**Description of the task**
Note each line of the listing that contains the string "sålda", and copy it.

**Given data**
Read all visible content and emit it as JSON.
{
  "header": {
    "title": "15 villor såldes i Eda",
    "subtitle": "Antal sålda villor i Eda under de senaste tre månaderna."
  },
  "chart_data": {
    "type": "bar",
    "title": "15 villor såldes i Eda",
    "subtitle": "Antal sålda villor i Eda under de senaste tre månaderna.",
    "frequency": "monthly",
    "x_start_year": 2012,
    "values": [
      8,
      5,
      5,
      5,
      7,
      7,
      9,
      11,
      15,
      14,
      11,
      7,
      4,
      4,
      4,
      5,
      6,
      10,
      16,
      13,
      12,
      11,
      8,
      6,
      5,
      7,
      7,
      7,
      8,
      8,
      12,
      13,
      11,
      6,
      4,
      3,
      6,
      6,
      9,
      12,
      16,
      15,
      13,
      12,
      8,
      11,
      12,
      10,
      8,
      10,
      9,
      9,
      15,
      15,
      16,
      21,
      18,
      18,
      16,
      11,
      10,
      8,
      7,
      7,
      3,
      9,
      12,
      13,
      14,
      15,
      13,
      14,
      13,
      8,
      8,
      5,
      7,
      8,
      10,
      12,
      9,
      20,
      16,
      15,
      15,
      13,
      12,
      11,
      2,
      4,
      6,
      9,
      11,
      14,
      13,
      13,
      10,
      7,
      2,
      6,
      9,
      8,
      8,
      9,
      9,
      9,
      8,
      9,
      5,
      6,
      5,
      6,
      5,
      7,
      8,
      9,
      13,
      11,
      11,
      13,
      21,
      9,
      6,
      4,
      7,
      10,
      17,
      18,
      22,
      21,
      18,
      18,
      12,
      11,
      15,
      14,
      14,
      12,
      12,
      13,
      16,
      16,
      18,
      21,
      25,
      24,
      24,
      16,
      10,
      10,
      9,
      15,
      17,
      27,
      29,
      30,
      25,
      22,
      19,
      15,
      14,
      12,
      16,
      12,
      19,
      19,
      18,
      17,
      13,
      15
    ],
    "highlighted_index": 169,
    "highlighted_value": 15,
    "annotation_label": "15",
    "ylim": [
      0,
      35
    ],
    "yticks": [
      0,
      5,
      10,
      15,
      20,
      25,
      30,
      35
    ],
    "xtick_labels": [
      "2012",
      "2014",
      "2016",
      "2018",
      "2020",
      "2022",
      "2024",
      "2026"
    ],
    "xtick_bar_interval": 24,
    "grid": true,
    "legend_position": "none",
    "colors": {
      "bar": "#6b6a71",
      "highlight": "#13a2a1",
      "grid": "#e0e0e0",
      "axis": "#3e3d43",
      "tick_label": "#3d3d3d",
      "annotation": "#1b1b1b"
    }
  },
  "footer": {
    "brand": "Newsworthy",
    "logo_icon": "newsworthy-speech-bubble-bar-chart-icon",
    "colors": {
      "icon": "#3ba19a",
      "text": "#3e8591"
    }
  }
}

**Worked answer**
    "subtitle": "Antal sålda villor i Eda under de senaste tre månaderna."
    "subtitle": "Antal sålda villor i Eda under de senaste tre månaderna.",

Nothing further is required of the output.